Task brief> Check every line of the data below for the string "avatar", and copy the ones that hold it.

Data excerpts>
• • • • • • •

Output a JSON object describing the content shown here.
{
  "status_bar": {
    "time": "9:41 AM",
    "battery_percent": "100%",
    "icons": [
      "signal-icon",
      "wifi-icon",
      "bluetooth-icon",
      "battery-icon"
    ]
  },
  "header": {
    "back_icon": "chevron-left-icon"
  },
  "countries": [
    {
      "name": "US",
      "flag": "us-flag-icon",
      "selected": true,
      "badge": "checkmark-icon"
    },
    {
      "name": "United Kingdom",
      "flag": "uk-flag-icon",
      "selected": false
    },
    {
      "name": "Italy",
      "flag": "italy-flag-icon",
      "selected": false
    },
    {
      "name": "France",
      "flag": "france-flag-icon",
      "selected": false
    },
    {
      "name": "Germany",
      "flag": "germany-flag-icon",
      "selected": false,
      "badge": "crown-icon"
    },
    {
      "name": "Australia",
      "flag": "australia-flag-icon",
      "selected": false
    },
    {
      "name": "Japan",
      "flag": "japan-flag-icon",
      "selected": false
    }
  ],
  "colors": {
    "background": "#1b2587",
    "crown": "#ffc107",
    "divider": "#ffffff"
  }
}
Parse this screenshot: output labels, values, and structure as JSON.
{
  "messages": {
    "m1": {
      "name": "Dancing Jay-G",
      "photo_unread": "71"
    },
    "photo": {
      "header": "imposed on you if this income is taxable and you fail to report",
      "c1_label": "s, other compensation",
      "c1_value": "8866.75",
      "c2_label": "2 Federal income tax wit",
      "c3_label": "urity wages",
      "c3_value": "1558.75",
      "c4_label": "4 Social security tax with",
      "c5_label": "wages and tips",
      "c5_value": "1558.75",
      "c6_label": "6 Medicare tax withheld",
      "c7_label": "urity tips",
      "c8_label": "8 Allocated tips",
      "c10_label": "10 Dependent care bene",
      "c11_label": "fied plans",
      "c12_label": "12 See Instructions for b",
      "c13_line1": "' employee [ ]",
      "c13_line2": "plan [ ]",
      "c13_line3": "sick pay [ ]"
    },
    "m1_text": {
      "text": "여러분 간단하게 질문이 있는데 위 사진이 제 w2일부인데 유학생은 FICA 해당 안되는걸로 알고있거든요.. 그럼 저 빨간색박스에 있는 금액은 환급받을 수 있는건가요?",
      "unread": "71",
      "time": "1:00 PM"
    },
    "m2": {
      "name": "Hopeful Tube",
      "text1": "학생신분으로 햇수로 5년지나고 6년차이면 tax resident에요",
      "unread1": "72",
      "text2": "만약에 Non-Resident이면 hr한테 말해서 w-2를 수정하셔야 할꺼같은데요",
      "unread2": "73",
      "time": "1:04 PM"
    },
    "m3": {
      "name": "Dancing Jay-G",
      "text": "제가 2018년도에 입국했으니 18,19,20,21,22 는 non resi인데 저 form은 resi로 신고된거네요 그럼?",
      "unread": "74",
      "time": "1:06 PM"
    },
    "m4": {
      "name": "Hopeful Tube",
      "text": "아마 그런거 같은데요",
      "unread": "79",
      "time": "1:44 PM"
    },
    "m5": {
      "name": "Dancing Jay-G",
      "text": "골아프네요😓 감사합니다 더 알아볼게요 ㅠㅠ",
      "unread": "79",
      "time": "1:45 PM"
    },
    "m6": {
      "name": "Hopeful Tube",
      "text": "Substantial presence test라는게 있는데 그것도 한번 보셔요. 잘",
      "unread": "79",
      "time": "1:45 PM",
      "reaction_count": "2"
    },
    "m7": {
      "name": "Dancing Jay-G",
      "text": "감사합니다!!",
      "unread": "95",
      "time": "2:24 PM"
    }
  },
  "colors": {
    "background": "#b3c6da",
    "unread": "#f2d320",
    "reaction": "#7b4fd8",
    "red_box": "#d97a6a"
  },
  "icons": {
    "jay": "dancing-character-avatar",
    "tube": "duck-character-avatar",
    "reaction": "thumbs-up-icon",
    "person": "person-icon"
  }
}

• • • • • • •

Task solution>
    "jay": "dancing-character-avatar",
    "tube": "duck-character-avatar",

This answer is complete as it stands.